**Listing**
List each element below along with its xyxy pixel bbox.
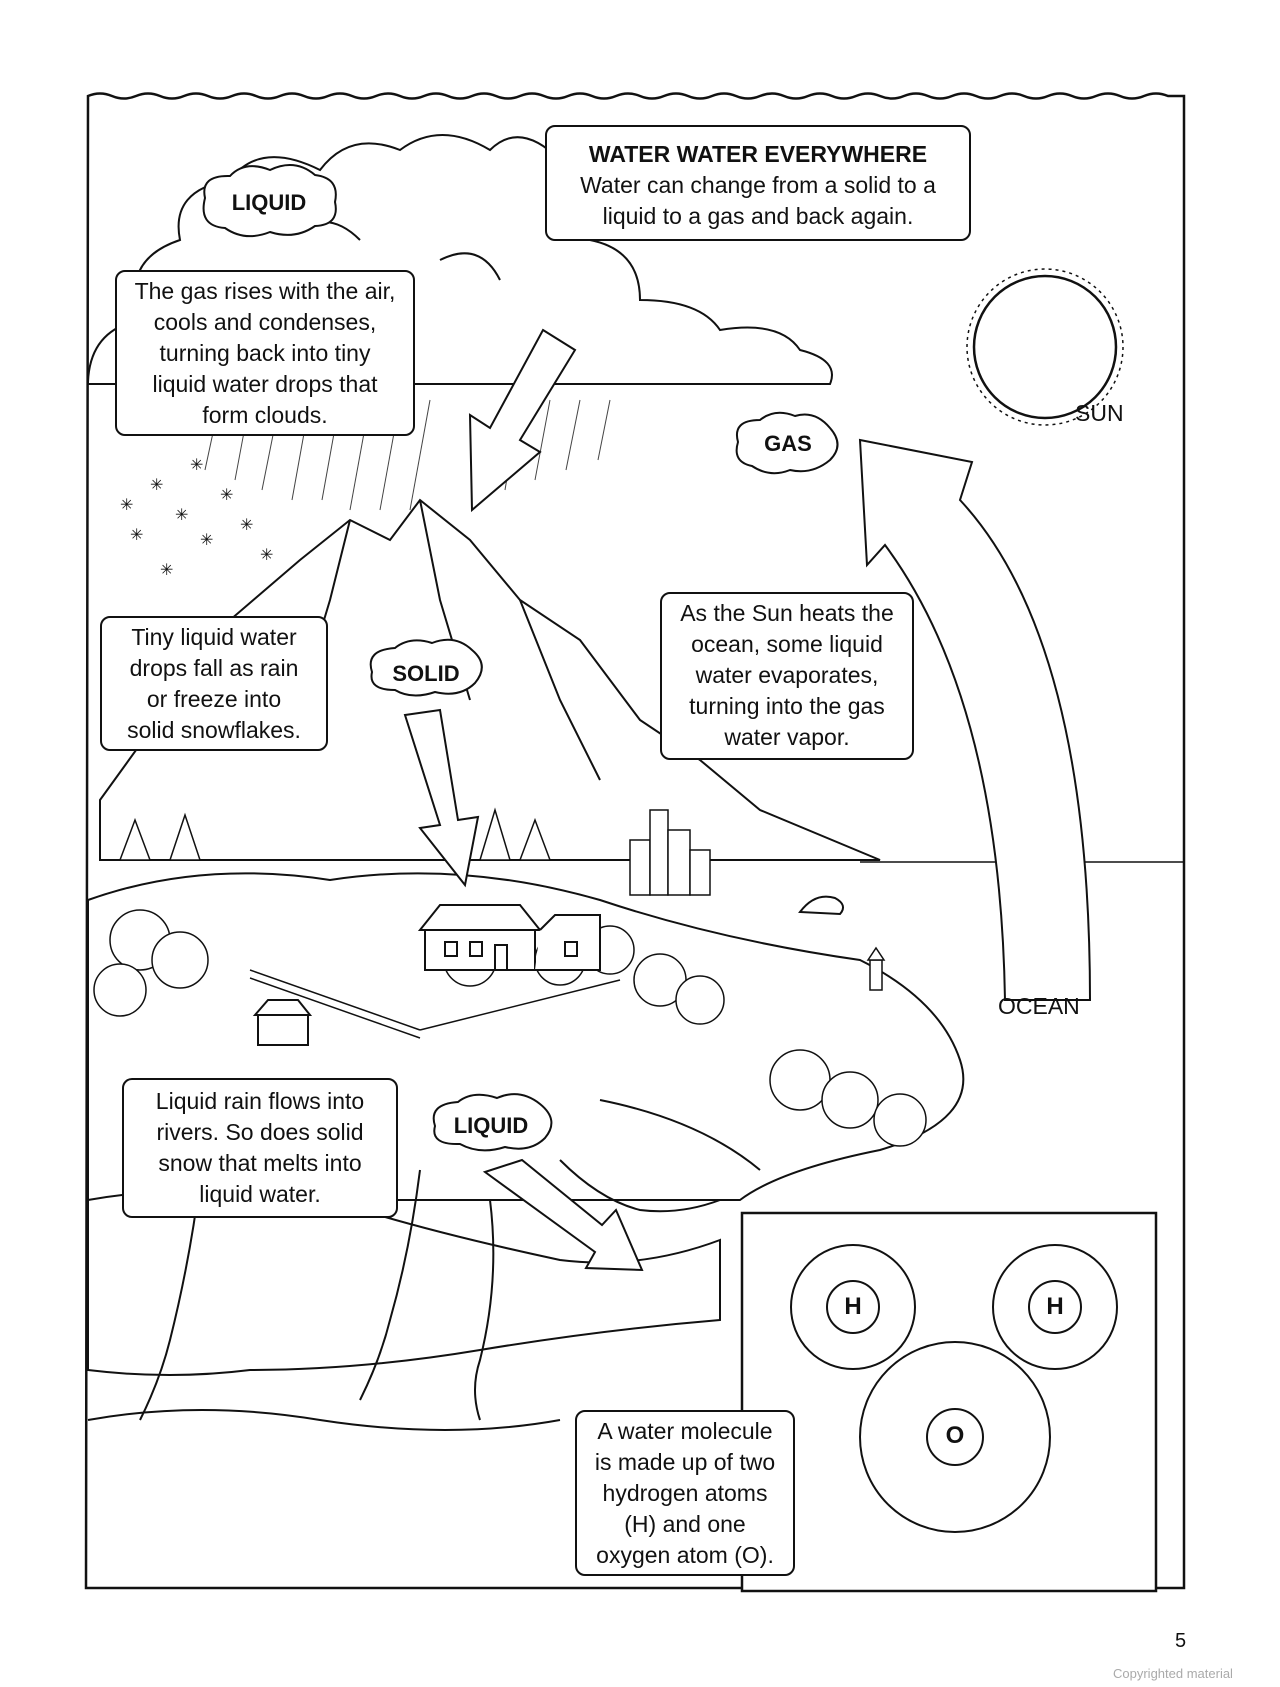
caption-line: ocean, some liquid — [691, 631, 883, 657]
molecule-panel — [742, 1213, 1156, 1591]
svg-text:✳: ✳ — [160, 560, 174, 579]
caption-line: (H) and one — [624, 1511, 746, 1537]
caption-line: A water molecule — [597, 1418, 773, 1444]
caption-line: turning into the gas — [689, 693, 885, 719]
caption-line: Tiny liquid water — [131, 624, 297, 650]
caption-evaporation — [660, 592, 914, 760]
title-subtext-line-2: liquid to a gas and back again. — [602, 203, 914, 229]
caption-line: drops fall as rain — [129, 655, 299, 681]
svg-text:✳: ✳ — [220, 485, 234, 504]
caption-line: turning back into tiny — [159, 340, 371, 366]
copyright-notice: Copyrighted material — [1113, 1666, 1233, 1681]
title-subtext-line-1: Water can change from a solid to a — [580, 172, 936, 198]
caption-precipitation — [100, 616, 328, 751]
caption-line: rivers. So does solid — [156, 1119, 364, 1145]
label-liquid-bottom: LIQUID — [453, 1113, 529, 1138]
lighthouse — [868, 948, 884, 990]
page-number: 5 — [1175, 1630, 1187, 1652]
sea-rock — [800, 897, 843, 914]
caption-line: water vapor. — [724, 724, 850, 750]
caption-line: or freeze into — [146, 686, 282, 712]
svg-text:✳: ✳ — [175, 505, 189, 524]
caption-line: oxygen atom (O). — [596, 1542, 774, 1568]
caption-line: Liquid rain flows into — [155, 1088, 365, 1114]
label-solid: SOLID — [392, 661, 460, 686]
caption-line: is made up of two — [594, 1449, 776, 1475]
label-liquid-top: LIQUID — [231, 190, 307, 215]
label-sun: SUN — [1075, 400, 1124, 426]
caption-line: liquid water drops that — [152, 371, 378, 397]
svg-text:✳: ✳ — [260, 545, 274, 564]
svg-text:✳: ✳ — [130, 525, 144, 544]
page-title: WATER WATER EVERYWHERE — [588, 141, 928, 167]
atom-label-h1: H — [844, 1293, 862, 1320]
caption-line: snow that melts into — [158, 1150, 362, 1176]
caption-line: solid snowflakes. — [127, 717, 301, 743]
caption-line: cools and condenses, — [153, 309, 377, 335]
atom-label-h2: H — [1046, 1293, 1064, 1320]
caption-line: water evaporates, — [695, 662, 879, 688]
caption-line: The gas rises with the air, — [134, 278, 396, 304]
caption-runoff — [122, 1078, 398, 1218]
label-ocean: OCEAN — [998, 993, 1080, 1019]
farmhouse — [420, 905, 600, 970]
caption-line: liquid water. — [199, 1181, 321, 1207]
caption-line: form clouds. — [202, 402, 328, 428]
caption-condensation — [115, 270, 415, 436]
svg-text:✳: ✳ — [120, 495, 134, 514]
barn — [255, 1000, 310, 1045]
svg-text:✳: ✳ — [190, 455, 204, 474]
atom-label-o: O — [945, 1422, 965, 1449]
svg-text:✳: ✳ — [150, 475, 164, 494]
caption-molecule — [575, 1410, 795, 1576]
title-box — [545, 125, 971, 241]
svg-text:✳: ✳ — [200, 530, 214, 549]
svg-text:✳: ✳ — [240, 515, 254, 534]
caption-line: hydrogen atoms — [602, 1480, 768, 1506]
label-gas: GAS — [764, 431, 812, 456]
caption-line: As the Sun heats the — [680, 600, 894, 626]
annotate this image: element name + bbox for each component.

**Requirement**
Rewrite the entries with every "caption-line" changed to "text-line" and everything else kept the same. Leave the picture out.

**Solution for this problem**
List each element below along with its xyxy pixel bbox.
text-line: ocean, some liquid — [691, 631, 883, 657]
molecule-panel — [742, 1213, 1156, 1591]
svg-text:✳: ✳ — [160, 560, 174, 579]
text-line: (H) and one — [624, 1511, 746, 1537]
text-line: A water molecule — [597, 1418, 773, 1444]
text-line: turning into the gas — [689, 693, 885, 719]
text-line: Tiny liquid water — [131, 624, 297, 650]
caption-evaporation — [660, 592, 914, 760]
title-subtext-line-2: liquid to a gas and back again. — [602, 203, 914, 229]
text-line: drops fall as rain — [129, 655, 299, 681]
svg-text:✳: ✳ — [220, 485, 234, 504]
text-line: turning back into tiny — [159, 340, 371, 366]
copyright-notice: Copyrighted material — [1113, 1666, 1233, 1681]
title-subtext-line-1: Water can change from a solid to a — [580, 172, 936, 198]
caption-precipitation — [100, 616, 328, 751]
text-line: rivers. So does solid — [156, 1119, 364, 1145]
label-liquid-bottom: LIQUID — [453, 1113, 529, 1138]
lighthouse — [868, 948, 884, 990]
page-number: 5 — [1175, 1630, 1187, 1652]
sea-rock — [800, 897, 843, 914]
text-line: water vapor. — [724, 724, 850, 750]
text-line: or freeze into — [146, 686, 282, 712]
svg-text:✳: ✳ — [175, 505, 189, 524]
text-line: oxygen atom (O). — [596, 1542, 774, 1568]
text-line: Liquid rain flows into — [155, 1088, 365, 1114]
label-solid: SOLID — [392, 661, 460, 686]
text-line: is made up of two — [594, 1449, 776, 1475]
label-liquid-top: LIQUID — [231, 190, 307, 215]
label-sun: SUN — [1075, 400, 1124, 426]
text-line: liquid water drops that — [152, 371, 378, 397]
svg-text:✳: ✳ — [260, 545, 274, 564]
svg-text:✳: ✳ — [130, 525, 144, 544]
page-title: WATER WATER EVERYWHERE — [588, 141, 928, 167]
atom-label-h1: H — [844, 1293, 862, 1320]
text-line: snow that melts into — [158, 1150, 362, 1176]
text-line: solid snowflakes. — [127, 717, 301, 743]
text-line: cools and condenses, — [153, 309, 377, 335]
atom-label-h2: H — [1046, 1293, 1064, 1320]
text-line: water evaporates, — [695, 662, 879, 688]
text-line: The gas rises with the air, — [134, 278, 396, 304]
caption-runoff — [122, 1078, 398, 1218]
label-ocean: OCEAN — [998, 993, 1080, 1019]
farmhouse — [420, 905, 600, 970]
text-line: liquid water. — [199, 1181, 321, 1207]
text-line: form clouds. — [202, 402, 328, 428]
caption-condensation — [115, 270, 415, 436]
svg-text:✳: ✳ — [120, 495, 134, 514]
barn — [255, 1000, 310, 1045]
svg-text:✳: ✳ — [190, 455, 204, 474]
atom-label-o: O — [945, 1422, 965, 1449]
svg-text:✳: ✳ — [150, 475, 164, 494]
caption-molecule — [575, 1410, 795, 1576]
title-box — [545, 125, 971, 241]
svg-text:✳: ✳ — [200, 530, 214, 549]
svg-text:✳: ✳ — [240, 515, 254, 534]
text-line: hydrogen atoms — [602, 1480, 768, 1506]
label-gas: GAS — [764, 431, 812, 456]
text-line: As the Sun heats the — [680, 600, 894, 626]
annotate this image: element name + bbox for each component.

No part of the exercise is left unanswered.